MATERIAL PROVIDED:
□ □ □ □ □ □ □

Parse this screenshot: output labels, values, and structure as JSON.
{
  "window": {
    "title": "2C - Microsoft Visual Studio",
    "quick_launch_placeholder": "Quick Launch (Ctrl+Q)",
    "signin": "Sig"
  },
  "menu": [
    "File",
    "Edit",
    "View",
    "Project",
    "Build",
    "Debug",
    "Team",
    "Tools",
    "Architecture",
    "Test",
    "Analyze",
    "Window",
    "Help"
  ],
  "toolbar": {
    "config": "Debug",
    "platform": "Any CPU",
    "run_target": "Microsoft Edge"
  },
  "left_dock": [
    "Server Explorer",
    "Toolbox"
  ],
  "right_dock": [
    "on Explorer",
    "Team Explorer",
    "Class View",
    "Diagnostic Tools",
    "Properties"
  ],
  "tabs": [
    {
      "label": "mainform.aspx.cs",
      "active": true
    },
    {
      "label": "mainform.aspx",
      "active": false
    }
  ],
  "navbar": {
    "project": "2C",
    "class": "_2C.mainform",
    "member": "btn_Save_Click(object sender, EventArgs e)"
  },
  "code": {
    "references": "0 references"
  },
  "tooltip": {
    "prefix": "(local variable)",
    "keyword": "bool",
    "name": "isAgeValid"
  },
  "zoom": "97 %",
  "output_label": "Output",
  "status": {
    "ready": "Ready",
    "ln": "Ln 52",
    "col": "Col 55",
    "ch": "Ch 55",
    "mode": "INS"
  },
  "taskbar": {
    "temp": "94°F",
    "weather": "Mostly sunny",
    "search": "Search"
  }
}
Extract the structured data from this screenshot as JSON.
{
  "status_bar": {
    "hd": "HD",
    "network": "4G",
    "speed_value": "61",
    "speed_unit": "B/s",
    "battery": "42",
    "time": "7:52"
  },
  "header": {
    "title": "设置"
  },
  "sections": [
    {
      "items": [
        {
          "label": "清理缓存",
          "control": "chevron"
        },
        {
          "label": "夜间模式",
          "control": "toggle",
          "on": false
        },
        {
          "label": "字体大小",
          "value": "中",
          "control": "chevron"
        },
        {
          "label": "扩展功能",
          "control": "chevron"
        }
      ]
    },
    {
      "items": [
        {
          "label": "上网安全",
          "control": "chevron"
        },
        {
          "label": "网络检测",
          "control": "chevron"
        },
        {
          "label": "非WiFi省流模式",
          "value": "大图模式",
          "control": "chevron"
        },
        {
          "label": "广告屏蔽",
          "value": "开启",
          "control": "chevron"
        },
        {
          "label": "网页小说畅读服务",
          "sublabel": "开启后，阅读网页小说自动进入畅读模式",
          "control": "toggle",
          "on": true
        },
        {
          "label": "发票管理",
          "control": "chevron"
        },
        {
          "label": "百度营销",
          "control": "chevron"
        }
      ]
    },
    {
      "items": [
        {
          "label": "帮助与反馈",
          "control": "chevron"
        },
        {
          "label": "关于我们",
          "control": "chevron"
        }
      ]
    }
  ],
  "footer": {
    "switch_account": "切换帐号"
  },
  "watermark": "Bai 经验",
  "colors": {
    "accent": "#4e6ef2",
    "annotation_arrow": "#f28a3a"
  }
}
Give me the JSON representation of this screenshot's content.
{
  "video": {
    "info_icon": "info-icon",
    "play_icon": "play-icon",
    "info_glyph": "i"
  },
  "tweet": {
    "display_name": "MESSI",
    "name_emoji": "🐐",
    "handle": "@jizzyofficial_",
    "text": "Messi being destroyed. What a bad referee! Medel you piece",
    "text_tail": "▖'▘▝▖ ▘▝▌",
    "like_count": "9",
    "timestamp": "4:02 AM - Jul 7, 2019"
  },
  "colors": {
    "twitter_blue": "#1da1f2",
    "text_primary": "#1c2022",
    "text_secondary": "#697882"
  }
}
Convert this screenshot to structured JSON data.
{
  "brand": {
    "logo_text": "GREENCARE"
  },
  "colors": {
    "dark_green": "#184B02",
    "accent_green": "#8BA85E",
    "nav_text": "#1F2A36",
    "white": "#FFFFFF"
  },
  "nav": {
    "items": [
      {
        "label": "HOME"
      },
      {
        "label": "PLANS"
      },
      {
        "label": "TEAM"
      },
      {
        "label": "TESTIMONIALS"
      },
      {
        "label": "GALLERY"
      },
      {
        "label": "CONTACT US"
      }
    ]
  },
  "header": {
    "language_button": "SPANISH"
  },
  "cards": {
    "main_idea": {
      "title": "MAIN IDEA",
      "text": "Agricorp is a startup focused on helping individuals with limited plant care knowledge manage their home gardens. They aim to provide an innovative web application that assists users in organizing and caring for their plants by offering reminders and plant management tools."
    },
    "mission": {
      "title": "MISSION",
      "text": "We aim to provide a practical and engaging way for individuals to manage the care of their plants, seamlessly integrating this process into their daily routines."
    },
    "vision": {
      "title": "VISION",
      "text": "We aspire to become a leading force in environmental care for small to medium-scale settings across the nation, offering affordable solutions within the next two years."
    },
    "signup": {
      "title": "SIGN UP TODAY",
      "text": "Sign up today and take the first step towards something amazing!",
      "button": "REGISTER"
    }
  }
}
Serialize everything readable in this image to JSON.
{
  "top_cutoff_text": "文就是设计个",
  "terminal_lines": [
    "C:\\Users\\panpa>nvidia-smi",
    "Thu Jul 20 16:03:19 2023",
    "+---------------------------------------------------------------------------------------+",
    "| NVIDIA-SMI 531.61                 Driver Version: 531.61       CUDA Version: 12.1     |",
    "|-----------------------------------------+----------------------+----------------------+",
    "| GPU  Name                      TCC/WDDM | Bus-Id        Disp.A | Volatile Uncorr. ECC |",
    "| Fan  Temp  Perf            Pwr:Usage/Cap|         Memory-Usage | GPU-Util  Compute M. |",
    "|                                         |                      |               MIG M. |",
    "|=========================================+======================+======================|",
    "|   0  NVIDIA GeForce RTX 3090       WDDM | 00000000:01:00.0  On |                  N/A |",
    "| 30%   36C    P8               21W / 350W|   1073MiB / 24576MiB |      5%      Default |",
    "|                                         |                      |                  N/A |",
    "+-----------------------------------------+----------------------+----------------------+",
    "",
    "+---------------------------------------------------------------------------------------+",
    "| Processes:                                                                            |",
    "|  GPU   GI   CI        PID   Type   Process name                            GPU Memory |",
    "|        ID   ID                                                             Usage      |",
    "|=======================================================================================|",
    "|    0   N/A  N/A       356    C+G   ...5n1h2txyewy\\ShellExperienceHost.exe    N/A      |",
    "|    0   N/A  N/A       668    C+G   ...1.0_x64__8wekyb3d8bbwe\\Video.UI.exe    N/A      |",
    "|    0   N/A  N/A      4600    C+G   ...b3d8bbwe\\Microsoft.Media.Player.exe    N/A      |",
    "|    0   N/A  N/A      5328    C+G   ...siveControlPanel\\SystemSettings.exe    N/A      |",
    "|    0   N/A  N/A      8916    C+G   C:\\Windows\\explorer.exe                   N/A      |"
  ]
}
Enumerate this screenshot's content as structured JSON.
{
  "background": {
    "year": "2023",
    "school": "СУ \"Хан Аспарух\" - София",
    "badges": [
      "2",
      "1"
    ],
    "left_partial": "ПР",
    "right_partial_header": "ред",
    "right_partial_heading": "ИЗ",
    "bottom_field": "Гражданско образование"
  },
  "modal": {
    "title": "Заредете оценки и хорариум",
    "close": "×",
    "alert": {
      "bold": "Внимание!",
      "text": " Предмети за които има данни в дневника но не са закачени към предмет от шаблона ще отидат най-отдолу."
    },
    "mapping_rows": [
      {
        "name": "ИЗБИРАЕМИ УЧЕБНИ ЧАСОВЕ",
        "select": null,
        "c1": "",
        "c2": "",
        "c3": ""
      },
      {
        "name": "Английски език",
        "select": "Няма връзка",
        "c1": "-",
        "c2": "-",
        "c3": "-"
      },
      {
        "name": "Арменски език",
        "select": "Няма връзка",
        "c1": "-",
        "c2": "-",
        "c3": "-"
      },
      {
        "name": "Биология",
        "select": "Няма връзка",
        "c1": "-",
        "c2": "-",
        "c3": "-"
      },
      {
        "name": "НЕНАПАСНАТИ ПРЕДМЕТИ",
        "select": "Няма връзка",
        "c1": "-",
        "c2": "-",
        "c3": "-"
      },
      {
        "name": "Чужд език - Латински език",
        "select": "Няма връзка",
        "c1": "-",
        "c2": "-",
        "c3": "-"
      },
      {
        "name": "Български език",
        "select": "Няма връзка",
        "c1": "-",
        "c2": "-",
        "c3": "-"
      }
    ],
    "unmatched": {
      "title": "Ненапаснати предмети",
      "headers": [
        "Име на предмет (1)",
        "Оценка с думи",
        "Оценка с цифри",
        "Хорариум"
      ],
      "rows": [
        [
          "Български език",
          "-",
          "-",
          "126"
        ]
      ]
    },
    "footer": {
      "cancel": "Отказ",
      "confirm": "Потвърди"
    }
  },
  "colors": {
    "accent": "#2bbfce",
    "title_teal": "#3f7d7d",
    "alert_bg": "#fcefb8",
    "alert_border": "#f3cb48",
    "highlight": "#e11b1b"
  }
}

□ □ □ □ □ □ □

REQUIRED WORK: Say, as a single number and nothing more, how many lines of the entries contain the word "aspx".

THE RESULT: 2